## [YOUR TASK]
Hunt for the word "ewakuację" across the entries below, copying each line that holds it.

## [THE RECORDS]
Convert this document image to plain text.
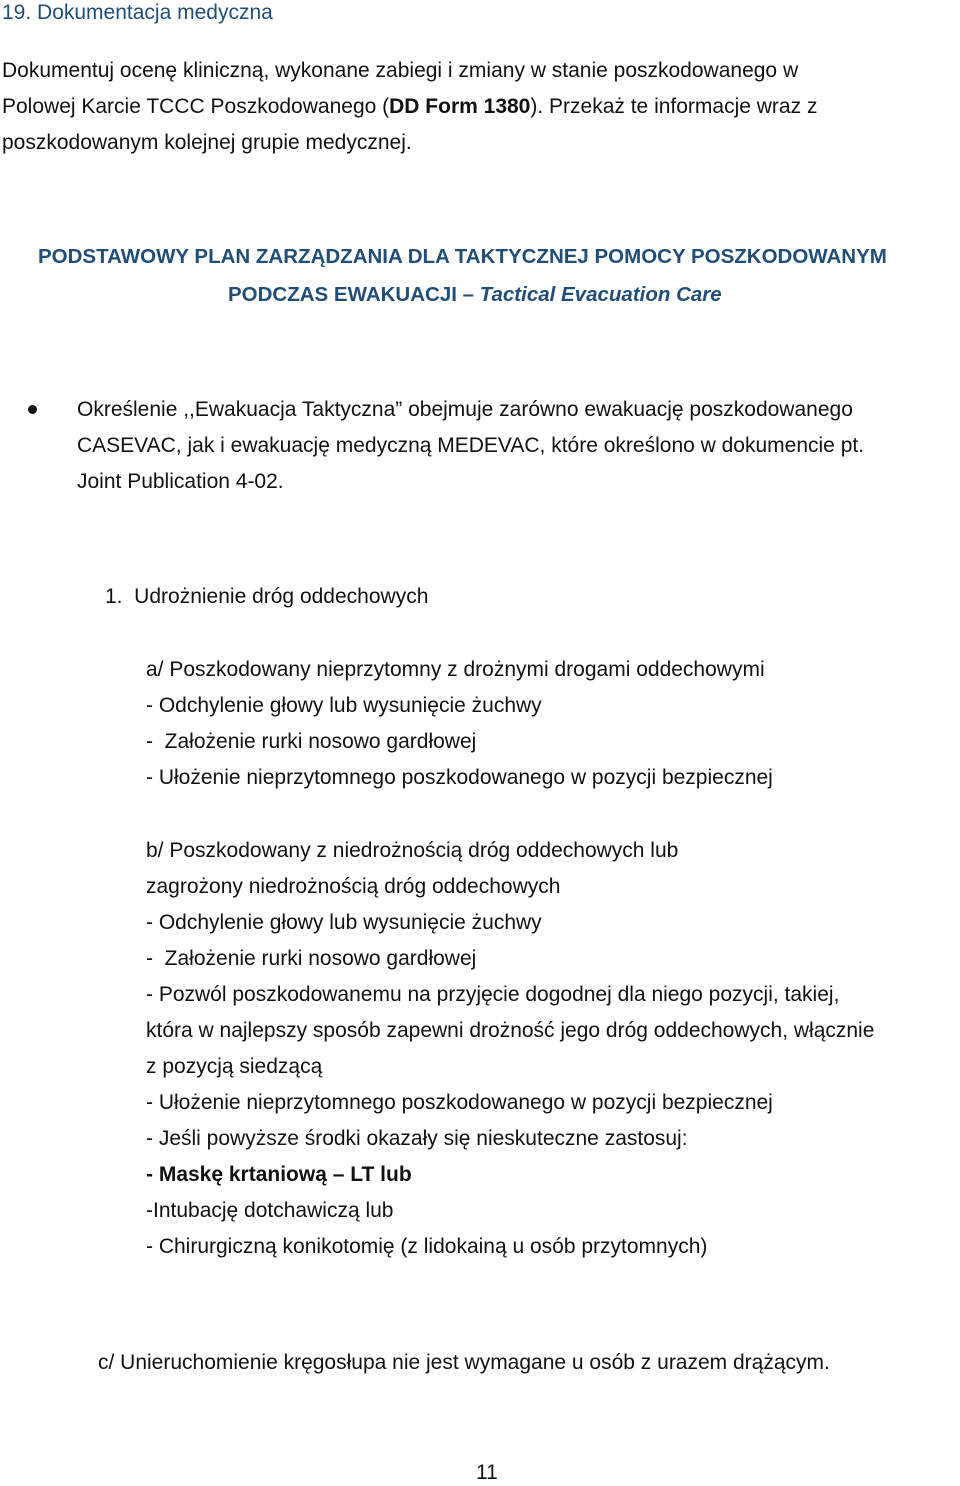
19. Dokumentacja medyczna

Dokumentuj ocenę kliniczną, wykonane zabiegi i zmiany w stanie poszkodowanego w

Polowej Karcie TCCC Poszkodowanego (DD Form 1380). Przekaż te informacje wraz z

poszkodowanym kolejnej grupie medycznej.

PODSTAWOWY PLAN ZARZĄDZANIA DLA TAKTYCZNEJ POMOCY POSZKODOWANYM

PODCZAS EWAKUACJI – Tactical Evacuation Care

Określenie ,,Ewakuacja Taktyczna” obejmuje zarówno ewakuację poszkodowanego

CASEVAC, jak i ewakuację medyczną MEDEVAC, które określono w dokumencie pt.

Joint Publication 4-02.

1.  Udrożnienie dróg oddechowych

a/ Poszkodowany nieprzytomny z drożnymi drogami oddechowymi

- Odchylenie głowy lub wysunięcie żuchwy

-  Założenie rurki nosowo gardłowej

- Ułożenie nieprzytomnego poszkodowanego w pozycji bezpiecznej

b/ Poszkodowany z niedrożnością dróg oddechowych lub

zagrożony niedrożnością dróg oddechowych

- Odchylenie głowy lub wysunięcie żuchwy

-  Założenie rurki nosowo gardłowej

- Pozwól poszkodowanemu na przyjęcie dogodnej dla niego pozycji, takiej,

która w najlepszy sposób zapewni drożność jego dróg oddechowych, włącznie

z pozycją siedzącą

- Ułożenie nieprzytomnego poszkodowanego w pozycji bezpiecznej

- Jeśli powyższe środki okazały się nieskuteczne zastosuj:

- Maskę krtaniową – LT lub

-Intubację dotchawiczą lub

- Chirurgiczną konikotomię (z lidokainą u osób przytomnych)

c/ Unieruchomienie kręgosłupa nie jest wymagane u osób z urazem drążącym.

11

## [COMPLETE RESPONSE]
Określenie ,,Ewakuacja Taktyczna” obejmuje zarówno ewakuację poszkodowanego
CASEVAC, jak i ewakuację medyczną MEDEVAC, które określono w dokumencie pt.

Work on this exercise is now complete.